Verbatim output of all the material below is required.

-------- Material

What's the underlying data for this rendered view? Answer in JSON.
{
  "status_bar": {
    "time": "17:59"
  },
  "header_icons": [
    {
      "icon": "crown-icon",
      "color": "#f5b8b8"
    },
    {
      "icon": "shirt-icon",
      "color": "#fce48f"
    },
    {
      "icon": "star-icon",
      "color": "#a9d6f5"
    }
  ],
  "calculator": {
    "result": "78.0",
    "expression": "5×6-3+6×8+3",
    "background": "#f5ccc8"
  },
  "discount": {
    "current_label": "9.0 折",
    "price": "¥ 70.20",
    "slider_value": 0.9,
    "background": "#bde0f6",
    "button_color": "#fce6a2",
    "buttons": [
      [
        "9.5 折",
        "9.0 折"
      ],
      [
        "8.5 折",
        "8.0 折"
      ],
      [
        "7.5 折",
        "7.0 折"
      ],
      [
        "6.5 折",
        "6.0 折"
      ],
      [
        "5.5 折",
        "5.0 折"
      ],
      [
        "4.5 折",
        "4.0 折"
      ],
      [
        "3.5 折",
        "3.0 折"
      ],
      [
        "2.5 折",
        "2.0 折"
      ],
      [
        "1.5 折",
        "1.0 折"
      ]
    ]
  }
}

----------------

- _Completed exercise_:
What's the underlying data for this rendered view? Answer in JSON.
{
  "status_bar": {
    "time": "17:59"
  },
  "header_icons": [
    {
      "icon": "crown-icon",
      "color": "#f5b8b8"
    },
    {
      "icon": "shirt-icon",
      "color": "#fce48f"
    },
    {
      "icon": "star-icon",
      "color": "#a9d6f5"
    }
  ],
  "calculator": {
    "result": "78.0",
    "expression": "5×6-3+6×8+3",
    "background": "#f5ccc8"
  },
  "discount": {
    "current_label": "9.0 折",
    "price": "¥ 70.20",
    "slider_value": 0.9,
    "background": "#bde0f6",
    "button_color": "#fce6a2",
    "buttons": [
      [
        "9.5 折",
        "9.0 折"
      ],
      [
        "8.5 折",
        "8.0 折"
      ],
      [
        "7.5 折",
        "7.0 折"
      ],
      [
        "6.5 折",
        "6.0 折"
      ],
      [
        "5.5 折",
        "5.0 折"
      ],
      [
        "4.5 折",
        "4.0 折"
      ],
      [
        "3.5 折",
        "3.0 折"
      ],
      [
        "2.5 折",
        "2.0 折"
      ],
      [
        "1.5 折",
        "1.0 折"
      ]
    ]
  }
}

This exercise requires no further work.